EXCERPT:
----------------

Analyze columns across all three datasets to identify:
- Common columns (appear in all datasets)
- Shared columns (appear in 2 datasets)
- Unique columns (appear in only 1 dataset)

In [17]:
# Get column sets
kepler_cols = set(kepler_df.columns)
k2_cols = set(k2_df.columns)
tess_cols = set(tess_df.columns)

# Find common and unique columns
common_all = kepler_cols & k2_cols & tess_cols
kepler_k2_only = (kepler_cols & k2_cols) - tess_cols
kepler_tess_only = (kepler_cols & tess_cols) - k2_cols
k2_tess_only = (k2_cols & tess_cols) - kepler_cols
kepler_unique = kepler_cols - k2_cols - tess_cols
k2_unique = k2_cols - kepler_cols - tess_cols
tess_unique = tess_cols - kepler_cols - k2_cols

print("=" * 80)
print("SCHEMA COMPARISON")
print("=" * 80)

print(f"\n📊 Total columns:")
print(f"  - Kepler: {len(kepler_cols)}")
print(f"  - K2: {len(k2_cols)}")
print(f"  - TESS: {len(tess_cols)}")

print(f"\n✅ Common to ALL three datasets ({len(common_all)} columns):")
if common_all:
    for col in sorted(common_all):
        print(f"  - {col}")
else:
    print("  (none)")

print(f"\n🔄 Shared between Kepler & K2 only ({len(kepler_k2_only)} columns):")
if kepler_k2_only:
    for col in sorted(kepler_k2_only):
        print(f"  - {col}")
else:
    print("  (none)")

print(f"\n🔄 Shared between Kepler & TESS only ({len(kepler_tess_only)} columns):")
if kepler_tess_only:
    for col in sorted(kepler_tess_only):
        print(f"  - {col}")
else:
    print("  (none)")

print(f"\n🔄 Shared between K2 & TESS only ({len(k2_tess_only)} columns):")
if k2_tess_only:
    for col in sorted(k2_tess_only):
        print(f"  - {col}")
else:
    print("  (none)")

print(f"\n🔸 Unique to Kepler ({len(kepler_unique)} columns):")
if kepler_unique:
    for col in sorted(kepler_unique):
        print(f"  - {col}")
else:
    print("  (none)")

print(f"\n🔸 Unique to K2 ({len(k2_unique)} columns):")
if k2_unique:
    for col in sorted(k2_unique):
        print(f"  - {col}")
else:
    print("  (none)")

print(f"\n🔸 Unique to TESS ({len(tess_unique)} columns):")
if tess_unique:
    for col in sorted(tess_unique):
        print(f"  - {col}")
else:
    print("  (none)")

----------------

Answer these questions about the schema comparison code above.
(a) What does it call columns that appear in exactly two datasets?
(b) Which three datasets does it compare?
(c) What does it print for a category that has no columns?

INFORMATION SUPPLIED:
----------------

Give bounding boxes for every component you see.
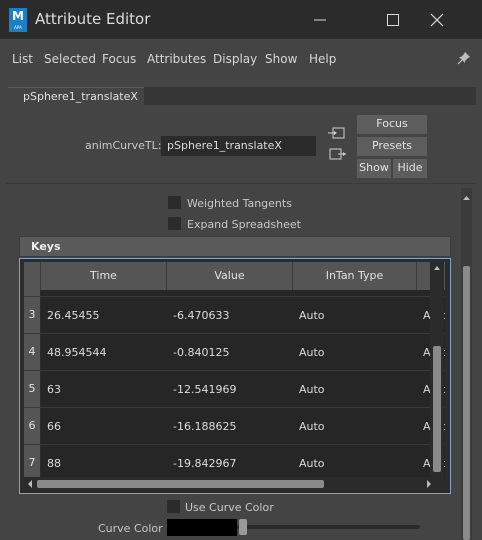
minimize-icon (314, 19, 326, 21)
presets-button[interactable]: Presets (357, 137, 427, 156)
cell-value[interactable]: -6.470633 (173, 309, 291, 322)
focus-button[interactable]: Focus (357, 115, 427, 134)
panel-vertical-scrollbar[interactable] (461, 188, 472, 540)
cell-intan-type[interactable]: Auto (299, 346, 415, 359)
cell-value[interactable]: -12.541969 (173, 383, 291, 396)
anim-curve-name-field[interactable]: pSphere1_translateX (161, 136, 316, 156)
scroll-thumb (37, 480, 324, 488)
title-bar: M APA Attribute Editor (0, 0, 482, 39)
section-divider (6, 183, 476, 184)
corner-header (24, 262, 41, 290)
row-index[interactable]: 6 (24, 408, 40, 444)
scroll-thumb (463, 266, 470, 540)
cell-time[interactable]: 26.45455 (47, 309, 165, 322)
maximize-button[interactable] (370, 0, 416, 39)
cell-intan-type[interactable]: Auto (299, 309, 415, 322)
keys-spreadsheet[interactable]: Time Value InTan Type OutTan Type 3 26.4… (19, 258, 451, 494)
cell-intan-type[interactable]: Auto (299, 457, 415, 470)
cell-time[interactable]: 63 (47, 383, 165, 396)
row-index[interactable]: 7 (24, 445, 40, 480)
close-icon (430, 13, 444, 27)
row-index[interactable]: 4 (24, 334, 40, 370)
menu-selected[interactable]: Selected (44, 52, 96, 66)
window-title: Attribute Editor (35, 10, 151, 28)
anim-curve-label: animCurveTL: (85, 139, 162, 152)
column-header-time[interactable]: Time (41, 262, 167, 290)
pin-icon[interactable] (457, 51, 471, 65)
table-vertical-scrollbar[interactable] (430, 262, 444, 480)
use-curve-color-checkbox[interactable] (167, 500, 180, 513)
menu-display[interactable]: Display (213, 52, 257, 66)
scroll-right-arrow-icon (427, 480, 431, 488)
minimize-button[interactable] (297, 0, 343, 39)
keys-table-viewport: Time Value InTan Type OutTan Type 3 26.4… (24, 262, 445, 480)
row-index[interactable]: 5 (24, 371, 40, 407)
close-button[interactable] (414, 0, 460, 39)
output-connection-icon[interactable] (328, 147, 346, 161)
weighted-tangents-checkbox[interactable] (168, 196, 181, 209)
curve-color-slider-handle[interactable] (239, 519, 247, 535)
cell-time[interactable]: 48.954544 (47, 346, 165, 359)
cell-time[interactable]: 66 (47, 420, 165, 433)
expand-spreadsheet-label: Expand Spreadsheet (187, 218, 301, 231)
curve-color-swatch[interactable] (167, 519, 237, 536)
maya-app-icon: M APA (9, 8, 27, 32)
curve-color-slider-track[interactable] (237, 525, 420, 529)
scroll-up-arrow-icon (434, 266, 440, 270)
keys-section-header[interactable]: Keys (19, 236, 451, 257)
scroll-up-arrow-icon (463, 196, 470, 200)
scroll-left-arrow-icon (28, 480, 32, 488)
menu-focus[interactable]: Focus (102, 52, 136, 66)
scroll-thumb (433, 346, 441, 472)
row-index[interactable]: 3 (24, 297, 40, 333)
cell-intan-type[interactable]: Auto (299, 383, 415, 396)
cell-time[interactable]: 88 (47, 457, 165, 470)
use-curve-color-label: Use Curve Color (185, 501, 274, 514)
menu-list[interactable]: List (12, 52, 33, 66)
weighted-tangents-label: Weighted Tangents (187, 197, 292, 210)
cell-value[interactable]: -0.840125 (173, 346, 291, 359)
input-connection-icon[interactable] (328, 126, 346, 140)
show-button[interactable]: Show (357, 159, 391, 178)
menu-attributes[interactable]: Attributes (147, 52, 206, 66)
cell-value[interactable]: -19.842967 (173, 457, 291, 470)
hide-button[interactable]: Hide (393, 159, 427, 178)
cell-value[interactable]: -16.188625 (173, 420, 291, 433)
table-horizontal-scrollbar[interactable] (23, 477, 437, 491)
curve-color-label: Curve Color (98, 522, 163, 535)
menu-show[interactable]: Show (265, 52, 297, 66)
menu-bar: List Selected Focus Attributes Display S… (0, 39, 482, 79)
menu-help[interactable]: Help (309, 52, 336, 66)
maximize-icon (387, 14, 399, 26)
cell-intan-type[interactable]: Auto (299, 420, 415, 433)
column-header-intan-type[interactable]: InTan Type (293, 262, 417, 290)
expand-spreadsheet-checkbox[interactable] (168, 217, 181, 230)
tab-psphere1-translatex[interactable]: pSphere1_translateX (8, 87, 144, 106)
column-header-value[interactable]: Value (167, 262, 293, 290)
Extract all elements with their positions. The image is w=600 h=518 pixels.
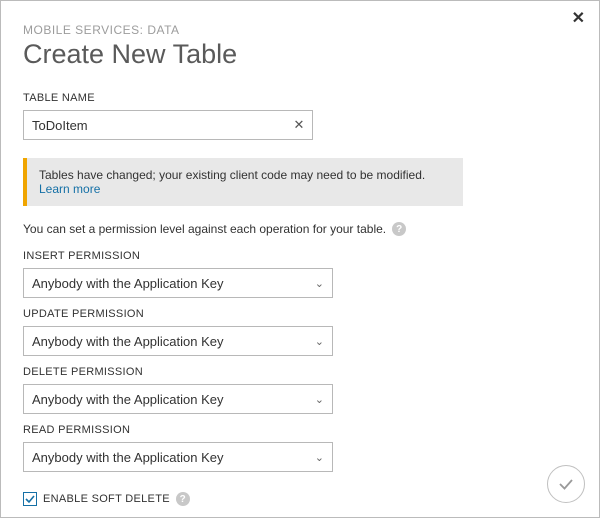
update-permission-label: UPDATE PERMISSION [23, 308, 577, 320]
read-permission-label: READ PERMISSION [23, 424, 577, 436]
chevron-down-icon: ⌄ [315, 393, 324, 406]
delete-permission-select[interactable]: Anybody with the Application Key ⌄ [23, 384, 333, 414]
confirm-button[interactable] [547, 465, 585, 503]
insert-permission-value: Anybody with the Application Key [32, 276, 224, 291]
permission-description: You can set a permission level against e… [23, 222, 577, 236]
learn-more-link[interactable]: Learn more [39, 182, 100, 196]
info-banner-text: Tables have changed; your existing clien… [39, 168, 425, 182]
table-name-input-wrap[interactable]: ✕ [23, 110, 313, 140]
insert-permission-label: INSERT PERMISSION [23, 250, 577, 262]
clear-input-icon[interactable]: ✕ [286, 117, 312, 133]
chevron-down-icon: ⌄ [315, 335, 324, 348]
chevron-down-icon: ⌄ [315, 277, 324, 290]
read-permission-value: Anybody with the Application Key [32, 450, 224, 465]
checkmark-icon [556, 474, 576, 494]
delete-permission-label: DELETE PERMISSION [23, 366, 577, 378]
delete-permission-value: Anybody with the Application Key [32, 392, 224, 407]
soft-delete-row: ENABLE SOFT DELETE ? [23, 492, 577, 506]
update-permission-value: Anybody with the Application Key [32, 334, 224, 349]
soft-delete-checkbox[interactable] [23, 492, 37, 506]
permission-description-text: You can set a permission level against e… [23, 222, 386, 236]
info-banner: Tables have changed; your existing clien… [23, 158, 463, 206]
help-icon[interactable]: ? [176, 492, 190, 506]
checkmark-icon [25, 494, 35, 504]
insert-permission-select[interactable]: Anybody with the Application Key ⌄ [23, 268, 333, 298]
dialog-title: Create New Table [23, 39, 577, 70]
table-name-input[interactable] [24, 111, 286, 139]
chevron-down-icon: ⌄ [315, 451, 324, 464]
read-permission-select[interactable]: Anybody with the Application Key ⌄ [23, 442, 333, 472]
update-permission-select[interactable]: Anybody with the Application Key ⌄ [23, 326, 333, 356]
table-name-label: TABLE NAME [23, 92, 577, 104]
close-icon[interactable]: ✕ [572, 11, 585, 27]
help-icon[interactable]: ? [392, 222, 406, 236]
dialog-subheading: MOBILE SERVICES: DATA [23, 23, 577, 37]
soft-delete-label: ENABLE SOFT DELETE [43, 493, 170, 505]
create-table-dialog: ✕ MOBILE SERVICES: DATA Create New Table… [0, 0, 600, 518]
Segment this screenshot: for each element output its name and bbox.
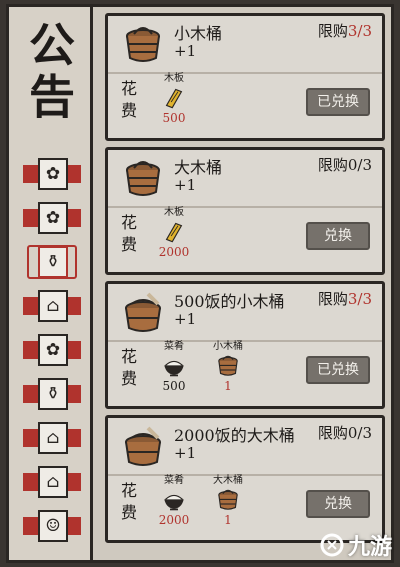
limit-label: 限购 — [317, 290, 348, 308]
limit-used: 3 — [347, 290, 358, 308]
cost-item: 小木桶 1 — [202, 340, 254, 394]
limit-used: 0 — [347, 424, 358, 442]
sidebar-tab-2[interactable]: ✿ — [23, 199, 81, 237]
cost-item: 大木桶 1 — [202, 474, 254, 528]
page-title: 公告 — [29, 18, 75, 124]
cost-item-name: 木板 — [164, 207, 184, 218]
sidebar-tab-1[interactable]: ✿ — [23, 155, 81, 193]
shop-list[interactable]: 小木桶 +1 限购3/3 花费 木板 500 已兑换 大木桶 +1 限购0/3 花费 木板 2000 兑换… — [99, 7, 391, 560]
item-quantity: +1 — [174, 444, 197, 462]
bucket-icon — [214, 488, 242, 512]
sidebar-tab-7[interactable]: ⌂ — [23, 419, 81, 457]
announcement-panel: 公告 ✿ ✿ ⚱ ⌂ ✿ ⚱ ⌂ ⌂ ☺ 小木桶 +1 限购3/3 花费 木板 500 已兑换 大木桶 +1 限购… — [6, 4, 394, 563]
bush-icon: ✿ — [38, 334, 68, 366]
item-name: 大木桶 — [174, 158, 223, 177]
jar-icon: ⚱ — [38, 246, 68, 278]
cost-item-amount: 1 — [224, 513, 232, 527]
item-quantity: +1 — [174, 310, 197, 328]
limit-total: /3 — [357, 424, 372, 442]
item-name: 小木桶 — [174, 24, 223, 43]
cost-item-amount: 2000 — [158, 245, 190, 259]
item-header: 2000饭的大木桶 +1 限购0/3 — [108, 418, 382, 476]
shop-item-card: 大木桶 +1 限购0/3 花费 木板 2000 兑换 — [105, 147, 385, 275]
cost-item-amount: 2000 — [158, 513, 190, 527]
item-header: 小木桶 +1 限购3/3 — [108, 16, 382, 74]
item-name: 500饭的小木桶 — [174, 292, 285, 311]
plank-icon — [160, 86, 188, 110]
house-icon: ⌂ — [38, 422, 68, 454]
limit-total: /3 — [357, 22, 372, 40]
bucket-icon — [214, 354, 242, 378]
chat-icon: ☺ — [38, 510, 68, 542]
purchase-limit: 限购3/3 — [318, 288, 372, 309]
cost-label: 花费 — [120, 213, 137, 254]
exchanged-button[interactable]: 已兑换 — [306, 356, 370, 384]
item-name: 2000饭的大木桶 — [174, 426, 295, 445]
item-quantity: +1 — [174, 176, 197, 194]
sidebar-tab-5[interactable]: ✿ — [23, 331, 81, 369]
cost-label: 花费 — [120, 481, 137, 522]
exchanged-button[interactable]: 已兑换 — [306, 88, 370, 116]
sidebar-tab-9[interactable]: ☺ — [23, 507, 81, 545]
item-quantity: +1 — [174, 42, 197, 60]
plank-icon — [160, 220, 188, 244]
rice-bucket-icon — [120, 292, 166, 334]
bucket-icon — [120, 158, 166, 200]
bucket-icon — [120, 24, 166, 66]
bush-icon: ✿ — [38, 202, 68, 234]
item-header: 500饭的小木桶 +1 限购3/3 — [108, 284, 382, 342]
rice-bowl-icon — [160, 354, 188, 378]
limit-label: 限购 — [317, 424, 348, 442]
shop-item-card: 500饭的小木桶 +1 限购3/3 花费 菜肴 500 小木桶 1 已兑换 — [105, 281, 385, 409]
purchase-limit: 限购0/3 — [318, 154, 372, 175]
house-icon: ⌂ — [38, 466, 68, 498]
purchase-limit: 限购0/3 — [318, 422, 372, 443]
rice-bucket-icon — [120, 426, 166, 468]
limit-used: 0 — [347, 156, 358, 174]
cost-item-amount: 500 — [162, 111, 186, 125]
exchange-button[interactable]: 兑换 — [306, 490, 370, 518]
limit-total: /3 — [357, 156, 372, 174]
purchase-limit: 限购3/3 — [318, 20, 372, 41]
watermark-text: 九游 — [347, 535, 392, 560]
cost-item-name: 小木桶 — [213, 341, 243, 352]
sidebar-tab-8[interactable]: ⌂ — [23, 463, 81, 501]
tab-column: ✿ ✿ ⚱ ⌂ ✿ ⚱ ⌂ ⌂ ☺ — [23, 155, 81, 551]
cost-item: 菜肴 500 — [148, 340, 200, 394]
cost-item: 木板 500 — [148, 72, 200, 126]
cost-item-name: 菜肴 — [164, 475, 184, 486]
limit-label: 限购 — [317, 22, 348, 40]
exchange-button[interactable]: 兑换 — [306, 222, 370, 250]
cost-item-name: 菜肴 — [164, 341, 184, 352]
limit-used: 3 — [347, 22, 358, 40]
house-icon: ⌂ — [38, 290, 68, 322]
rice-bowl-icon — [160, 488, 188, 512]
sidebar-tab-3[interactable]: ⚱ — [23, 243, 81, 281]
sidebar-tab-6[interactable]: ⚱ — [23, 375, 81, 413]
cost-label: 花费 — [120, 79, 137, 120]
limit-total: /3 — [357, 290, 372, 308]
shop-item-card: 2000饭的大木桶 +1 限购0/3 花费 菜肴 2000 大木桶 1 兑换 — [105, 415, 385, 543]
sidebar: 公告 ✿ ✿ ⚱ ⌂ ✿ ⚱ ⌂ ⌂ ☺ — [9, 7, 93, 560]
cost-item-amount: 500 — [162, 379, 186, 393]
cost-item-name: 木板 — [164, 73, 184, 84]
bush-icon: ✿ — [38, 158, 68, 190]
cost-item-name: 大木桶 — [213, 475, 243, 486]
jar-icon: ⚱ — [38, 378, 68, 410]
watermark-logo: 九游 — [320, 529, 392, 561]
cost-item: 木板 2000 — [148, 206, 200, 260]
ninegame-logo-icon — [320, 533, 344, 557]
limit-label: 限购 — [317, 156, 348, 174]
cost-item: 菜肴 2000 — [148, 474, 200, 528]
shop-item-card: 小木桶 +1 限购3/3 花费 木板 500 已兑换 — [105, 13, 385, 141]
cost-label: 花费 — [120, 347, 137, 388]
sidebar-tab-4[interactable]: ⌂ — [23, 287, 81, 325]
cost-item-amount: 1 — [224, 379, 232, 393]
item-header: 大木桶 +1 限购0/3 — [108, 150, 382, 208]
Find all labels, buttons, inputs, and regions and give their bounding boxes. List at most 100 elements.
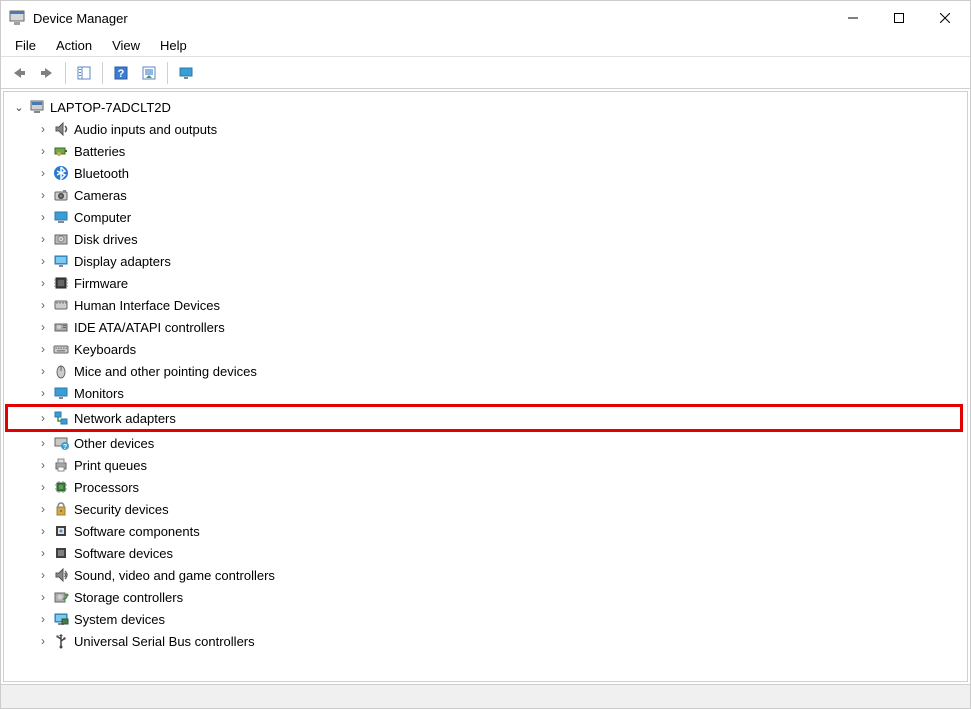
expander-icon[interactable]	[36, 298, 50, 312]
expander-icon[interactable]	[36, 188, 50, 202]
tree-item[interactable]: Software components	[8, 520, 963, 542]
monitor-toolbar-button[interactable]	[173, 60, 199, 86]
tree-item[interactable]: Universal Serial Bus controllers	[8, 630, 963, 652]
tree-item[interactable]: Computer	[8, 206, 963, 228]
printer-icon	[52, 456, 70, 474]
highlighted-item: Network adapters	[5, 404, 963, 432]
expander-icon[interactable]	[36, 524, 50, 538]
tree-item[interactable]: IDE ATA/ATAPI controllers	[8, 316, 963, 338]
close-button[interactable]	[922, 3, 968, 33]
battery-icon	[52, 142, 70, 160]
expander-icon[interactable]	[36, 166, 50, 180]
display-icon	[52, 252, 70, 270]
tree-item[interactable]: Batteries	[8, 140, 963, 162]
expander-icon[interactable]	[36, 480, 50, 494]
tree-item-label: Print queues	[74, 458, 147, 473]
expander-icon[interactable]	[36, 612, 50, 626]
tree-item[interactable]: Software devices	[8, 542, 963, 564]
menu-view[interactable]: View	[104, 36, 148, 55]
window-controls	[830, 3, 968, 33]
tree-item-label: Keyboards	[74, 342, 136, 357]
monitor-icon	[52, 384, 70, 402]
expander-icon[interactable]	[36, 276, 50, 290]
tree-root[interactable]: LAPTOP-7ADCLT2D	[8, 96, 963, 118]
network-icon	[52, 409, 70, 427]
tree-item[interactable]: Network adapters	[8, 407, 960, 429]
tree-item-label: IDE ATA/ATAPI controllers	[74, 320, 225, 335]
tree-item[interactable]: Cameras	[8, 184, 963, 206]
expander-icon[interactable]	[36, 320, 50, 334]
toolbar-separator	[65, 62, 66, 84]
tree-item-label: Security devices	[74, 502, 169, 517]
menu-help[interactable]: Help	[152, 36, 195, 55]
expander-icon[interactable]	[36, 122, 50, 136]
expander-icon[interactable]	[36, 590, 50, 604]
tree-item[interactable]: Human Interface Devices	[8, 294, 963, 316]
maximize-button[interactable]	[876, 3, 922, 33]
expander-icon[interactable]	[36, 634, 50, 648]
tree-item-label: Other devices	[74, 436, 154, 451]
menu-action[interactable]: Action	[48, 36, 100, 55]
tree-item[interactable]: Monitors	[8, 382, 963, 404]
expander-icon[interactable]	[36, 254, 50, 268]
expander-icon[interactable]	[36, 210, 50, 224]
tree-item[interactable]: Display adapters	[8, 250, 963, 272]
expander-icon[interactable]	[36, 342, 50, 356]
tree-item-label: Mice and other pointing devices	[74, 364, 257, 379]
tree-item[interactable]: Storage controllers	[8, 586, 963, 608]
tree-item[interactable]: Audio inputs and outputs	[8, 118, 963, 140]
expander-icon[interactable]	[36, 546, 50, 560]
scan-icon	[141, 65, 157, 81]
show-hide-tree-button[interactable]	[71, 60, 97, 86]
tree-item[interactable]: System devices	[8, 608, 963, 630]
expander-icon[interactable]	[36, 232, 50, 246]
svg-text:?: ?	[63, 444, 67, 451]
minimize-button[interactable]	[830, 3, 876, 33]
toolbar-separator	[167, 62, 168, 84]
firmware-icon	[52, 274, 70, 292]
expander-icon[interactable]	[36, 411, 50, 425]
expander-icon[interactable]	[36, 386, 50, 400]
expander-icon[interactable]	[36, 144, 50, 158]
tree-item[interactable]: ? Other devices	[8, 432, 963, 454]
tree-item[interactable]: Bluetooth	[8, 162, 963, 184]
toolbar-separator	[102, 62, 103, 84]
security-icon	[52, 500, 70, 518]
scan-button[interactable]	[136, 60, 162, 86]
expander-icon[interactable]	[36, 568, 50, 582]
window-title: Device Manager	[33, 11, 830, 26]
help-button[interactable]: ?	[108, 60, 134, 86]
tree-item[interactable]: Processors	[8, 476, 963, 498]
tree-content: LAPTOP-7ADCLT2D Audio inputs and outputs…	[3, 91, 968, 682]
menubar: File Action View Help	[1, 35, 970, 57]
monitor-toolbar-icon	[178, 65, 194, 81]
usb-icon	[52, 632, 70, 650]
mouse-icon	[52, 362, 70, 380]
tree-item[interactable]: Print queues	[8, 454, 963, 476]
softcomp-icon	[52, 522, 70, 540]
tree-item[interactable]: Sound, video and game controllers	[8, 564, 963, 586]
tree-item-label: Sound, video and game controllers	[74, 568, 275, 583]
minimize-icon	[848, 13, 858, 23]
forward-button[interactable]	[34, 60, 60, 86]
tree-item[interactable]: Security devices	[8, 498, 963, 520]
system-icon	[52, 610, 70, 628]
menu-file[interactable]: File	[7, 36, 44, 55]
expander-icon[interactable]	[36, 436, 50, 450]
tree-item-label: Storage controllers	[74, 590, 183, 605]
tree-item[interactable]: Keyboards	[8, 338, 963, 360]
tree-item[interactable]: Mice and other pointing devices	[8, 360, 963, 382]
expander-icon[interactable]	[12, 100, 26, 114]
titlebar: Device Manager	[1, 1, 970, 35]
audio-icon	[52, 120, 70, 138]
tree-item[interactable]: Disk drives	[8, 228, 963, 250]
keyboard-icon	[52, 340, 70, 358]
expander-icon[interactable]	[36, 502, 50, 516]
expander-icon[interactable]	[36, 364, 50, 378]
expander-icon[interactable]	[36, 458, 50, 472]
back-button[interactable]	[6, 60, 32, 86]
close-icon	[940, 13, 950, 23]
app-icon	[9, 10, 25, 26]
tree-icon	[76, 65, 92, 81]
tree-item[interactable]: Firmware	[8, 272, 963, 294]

----------------

FINISHED EXERCISE:
(a) Shared columns
(b) Kepler, K2 and TESS
(c) "(none)"